### [EXERCISE TASK]
Search the listing for the string "Classified" and copy every line that contains it.

##### MATERIAL #####

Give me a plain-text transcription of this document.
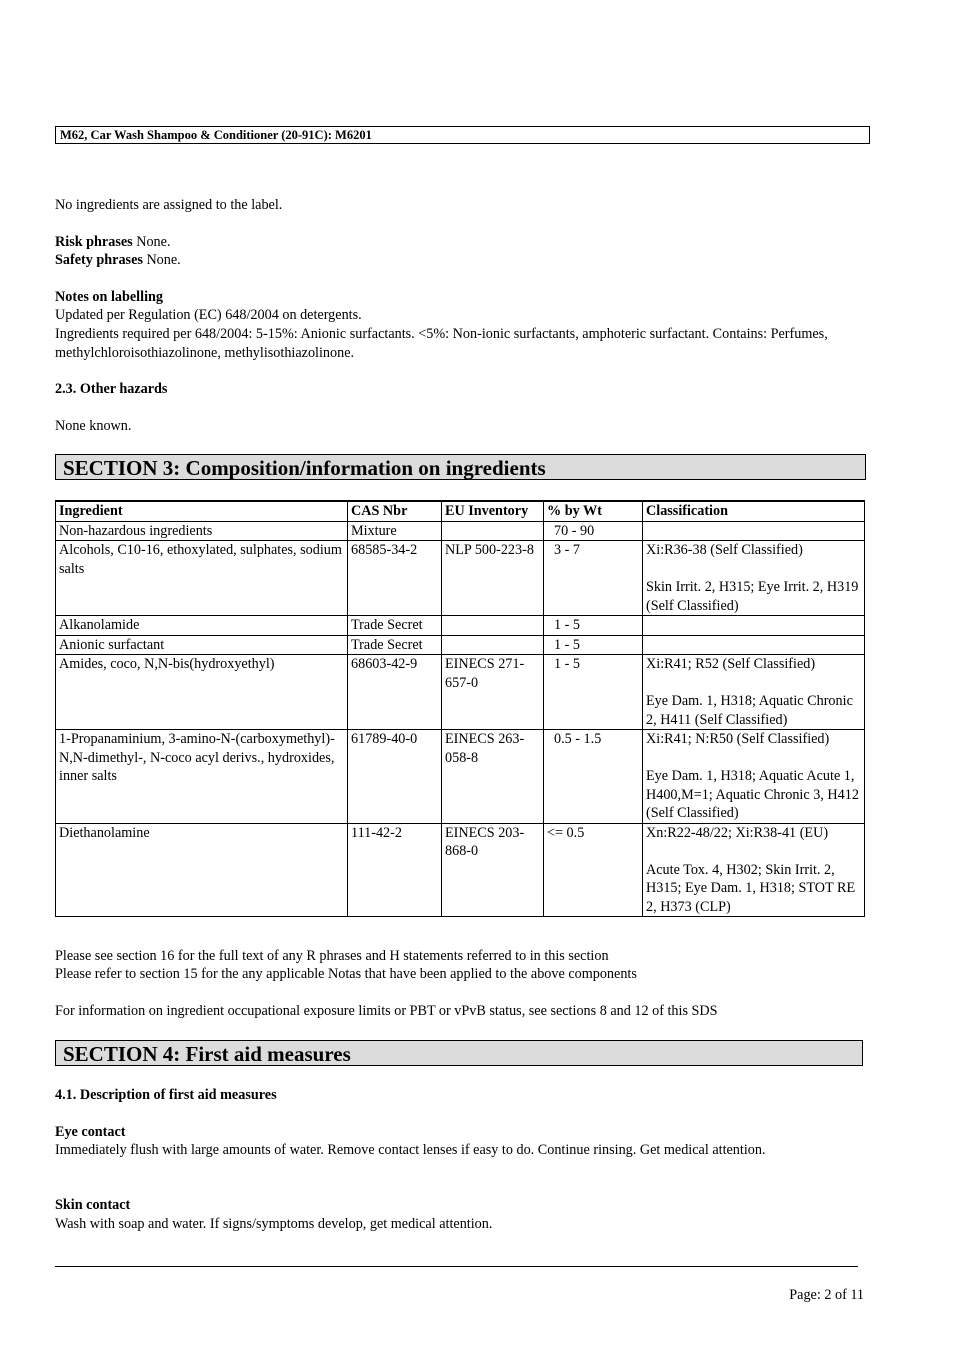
M62, Car Wash Shampoo & Conditioner (20-91C): M6201
No ingredients are assigned to the label.
Risk phrases None.
Safety phrases None.
Notes on labelling
Updated per Regulation (EC) 648/2004 on detergents.
Ingredients required per 648/2004: 5-15%: Anionic surfactants. <5%: Non-ionic surfactants, amphoteric surfactant. Contains: Perfumes, methylchloroisothiazolinone, methylisothiazolinone.
2.3. Other hazards
None known.
SECTION 3: Composition/information on ingredients
Ingredient	CAS Nbr	EU Inventory	% by Wt	Classification
Non-hazardous ingredients	Mixture		70 - 90	
Alcohols, C10-16, ethoxylated, sulphates, sodium salts	68585-34-2	NLP 500-223-8	3 - 7	Xi:R36-38 (Self Classified)
Skin Irrit. 2, H315; Eye Irrit. 2, H319 (Self Classified)
Alkanolamide	Trade Secret		1 - 5	
Anionic surfactant	Trade Secret		1 - 5	
Amides, coco, N,N-bis(hydroxyethyl)	68603-42-9	EINECS 271-657-0	1 - 5	Xi:R41; R52 (Self Classified)
Eye Dam. 1, H318; Aquatic Chronic 2, H411 (Self Classified)
1-Propanaminium, 3-amino-N-(carboxymethyl)-N,N-dimethyl-, N-coco acyl derivs., hydroxides, inner salts	61789-40-0	EINECS 263-058-8	0.5 - 1.5	Xi:R41; N:R50 (Self Classified)
Eye Dam. 1, H318; Aquatic Acute 1, H400,M=1; Aquatic Chronic 3, H412 (Self Classified)
Diethanolamine	111-42-2	EINECS 203-868-0	<= 0.5	Xn:R22-48/22; Xi:R38-41 (EU)
Acute Tox. 4, H302; Skin Irrit. 2, H315; Eye Dam. 1, H318; STOT RE 2, H373 (CLP)
Please see section 16 for the full text of any R phrases and H statements referred to in this section
Please refer to section 15 for the any applicable Notas that have been applied to the above components
For information on ingredient occupational exposure limits or PBT or vPvB status, see sections 8 and 12 of this SDS
SECTION 4: First aid measures
4.1. Description of first aid measures
Eye contact
Immediately flush with large amounts of water. Remove contact lenses if easy to do. Continue rinsing. Get medical attention.
Skin contact
Wash with soap and water. If signs/symptoms develop, get medical attention.
Page: 2 of 11
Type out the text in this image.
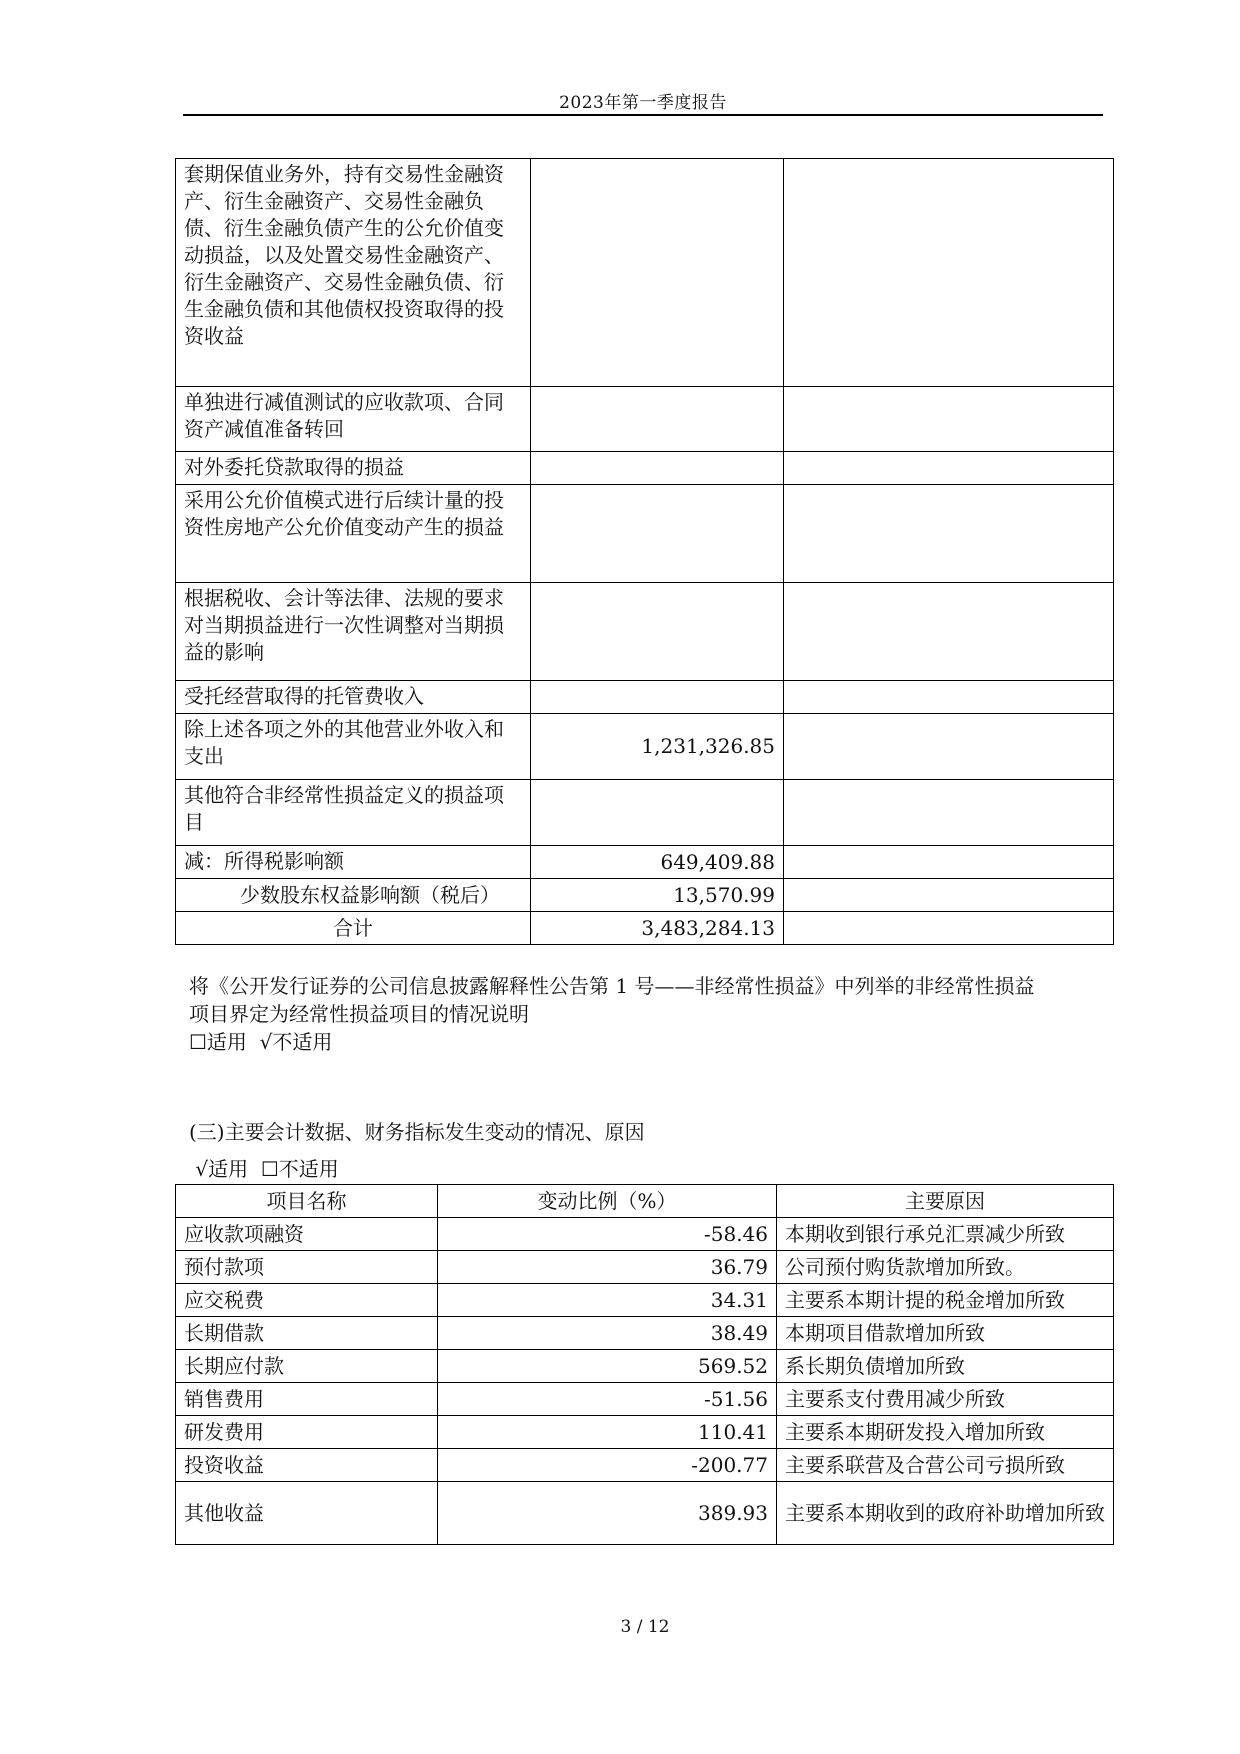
2023年第一季度报告
套期保值业务外，持有交易性金融资产、衍生金融资产、交易性金融负债、衍生金融负债产生的公允价值变动损益，以及处置交易性金融资产、衍生金融资产、交易性金融负债、衍生金融负债和其他债权投资取得的投资收益		
单独进行减值测试的应收款项、合同资产减值准备转回		
对外委托贷款取得的损益		
采用公允价值模式进行后续计量的投资性房地产公允价值变动产生的损益		
根据税收、会计等法律、法规的要求对当期损益进行一次性调整对当期损益的影响		
受托经营取得的托管费收入		
除上述各项之外的其他营业外收入和支出	1,231,326.85	
其他符合非经常性损益定义的损益项目		
减：所得税影响额	649,409.88	
少数股东权益影响额（税后）	13,570.99	
合计	3,483,284.13	
将《公开发行证券的公司信息披露解释性公告第 1 号——非经常性损益》中列举的非经常性损益
项目界定为经常性损益项目的情况说明
☐适用  √不适用
(三)主要会计数据、财务指标发生变动的情况、原因
√适用  ☐不适用
项目名称	变动比例（%）	主要原因
应收款项融资	-58.46	本期收到银行承兑汇票减少所致
预付款项	36.79	公司预付购货款增加所致。
应交税费	34.31	主要系本期计提的税金增加所致
长期借款	38.49	本期项目借款增加所致
长期应付款	569.52	系长期负债增加所致
销售费用	-51.56	主要系支付费用减少所致
研发费用	110.41	主要系本期研发投入增加所致
投资收益	-200.77	主要系联营及合营公司亏损所致
其他收益	389.93	主要系本期收到的政府补助增加所致
3 / 12
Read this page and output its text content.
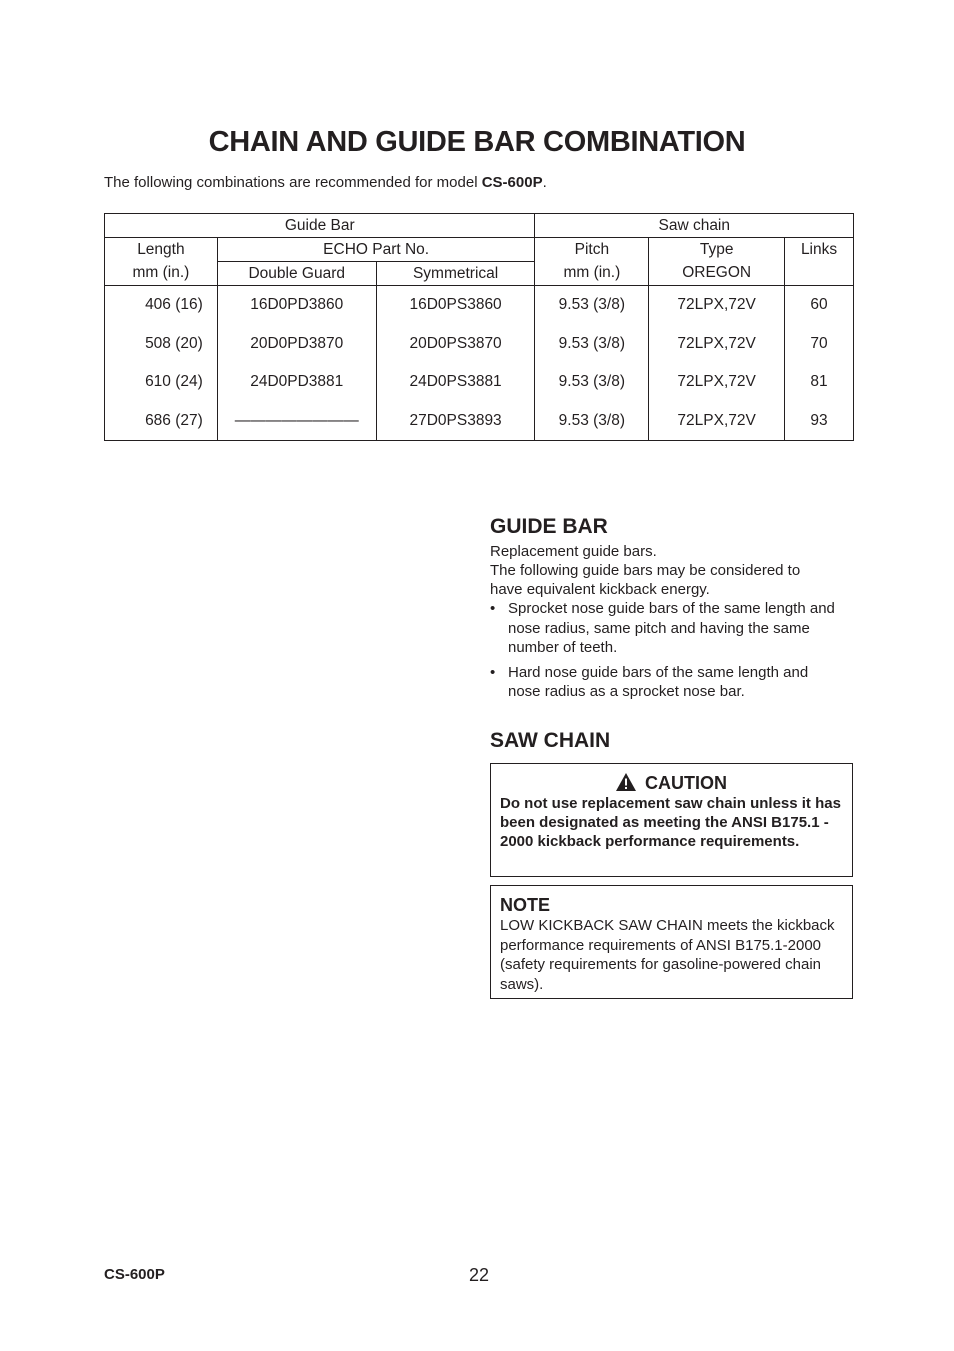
CHAIN AND GUIDE BAR COMBINATION
The following combinations are recommended for model CS-600P.
Guide Bar			Saw chain		
Length	ECHO Part No.		Pitch	Type	Links
mm (in.)	Double Guard	Symmetrical	mm (in.)	OREGON	
406 (16)	16D0PD3860	16D0PS3860	9.53 (3/8)	72LPX,72V	60
508 (20)	20D0PD3870	20D0PS3870	9.53 (3/8)	72LPX,72V	70
610 (24)	24D0PD3881	24D0PS3881	9.53 (3/8)	72LPX,72V	81
686 (27)	————————	27D0PS3893	9.53 (3/8)	72LPX,72V	93
GUIDE BAR
Replacement guide bars.
The following guide bars may be considered to have equivalent kickback energy.
• Sprocket nose guide bars of the same length and nose radius, same pitch and having the same number of teeth.
• Hard nose guide bars of the same length and nose radius as a sprocket nose bar.
SAW CHAIN
CAUTION
Do not use replacement saw chain unless it has been designated as meeting the ANSI B175.1 - 2000 kickback performance requirements.
NOTE
LOW KICKBACK SAW CHAIN meets the kickback performance requirements of ANSI B175.1-2000 (safety requirements for gasoline-powered chain saws).
CS-600P	22
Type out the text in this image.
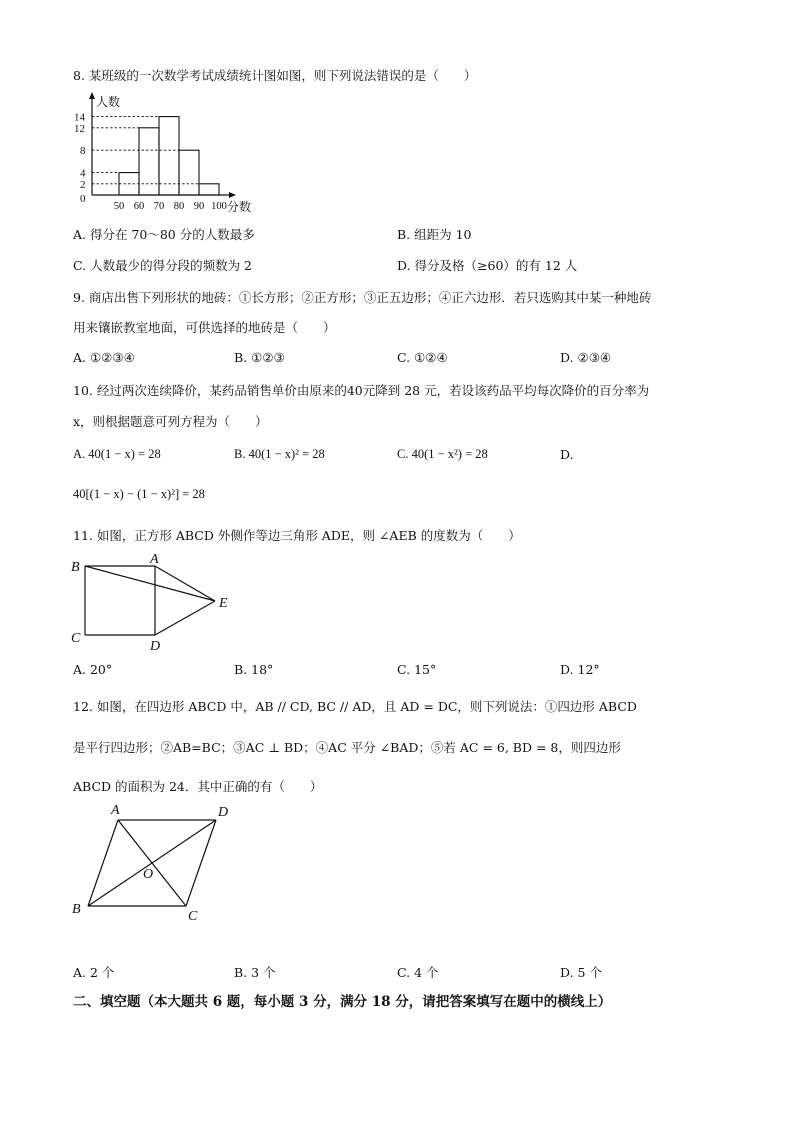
8. 某班级的一次数学考试成绩统计图如图，则下列说法错误的是（　　）
0
2
4
8
12
14
50 60 70 80 90 100
人数
分数
A. 得分在 70～80 分的人数最多	B. 组距为 10
C. 人数最少的得分段的频数为 2	D. 得分及格（≥60）的有 12 人
9. 商店出售下列形状的地砖：①长方形；②正方形；③正五边形；④正六边形．若只选购其中某一种地砖
用来镶嵌教室地面，可供选择的地砖是（　　）
A. ①②③④	B. ①②③	C. ①②④	D. ②③④
10. 经过两次连续降价，某药品销售单价由原来的40元降到 28 元，若设该药品平均每次降价的百分率为
x，则根据题意可列方程为（　　）
A. 40(1 − x) = 28	B. 40(1 − x)² = 28	C. 40(1 − x²) = 28	D.
40[(1 − x) − (1 − x)²] = 28
11. 如图，正方形 ABCD 外侧作等边三角形 ADE，则 ∠AEB 的度数为（　　）
B
A
E
C
D
A. 20°	B. 18°	C. 15°	D. 12°
12. 如图，在四边形 ABCD 中，AB // CD, BC // AD，且 AD = DC，则下列说法：①四边形 ABCD
是平行四边形；②AB=BC；③AC ⊥ BD；④AC 平分 ∠BAD；⑤若 AC = 6, BD = 8，则四边形
ABCD 的面积为 24．其中正确的有（　　）
A	D
O
B	C
A. 2 个	B. 3 个	C. 4 个	D. 5 个
二、填空题（本大题共 6 题，每小题 3 分，满分 18 分，请把答案填写在题中的横线上）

#####

### [SOLUTION TO THIS EXERCISE]
Alcohols, C10-16, ethoxylated, sulphates, sodium salts	68585-34-2	NLP 500-223-8	3 - 7	Xi:R36-38 (Self Classified)
Skin Irrit. 2, H315; Eye Irrit. 2, H319 (Self Classified)
Amides, coco, N,N-bis(hydroxyethyl)	68603-42-9	EINECS 271-657-0	1 - 5	Xi:R41; R52 (Self Classified)
Eye Dam. 1, H318; Aquatic Chronic 2, H411 (Self Classified)
1-Propanaminium, 3-amino-N-(carboxymethyl)-N,N-dimethyl-, N-coco acyl derivs., hydroxides, inner salts	61789-40-0	EINECS 263-058-8	0.5 - 1.5	Xi:R41; N:R50 (Self Classified)
Eye Dam. 1, H318; Aquatic Acute 1, H400,M=1; Aquatic Chronic 3, H412 (Self Classified)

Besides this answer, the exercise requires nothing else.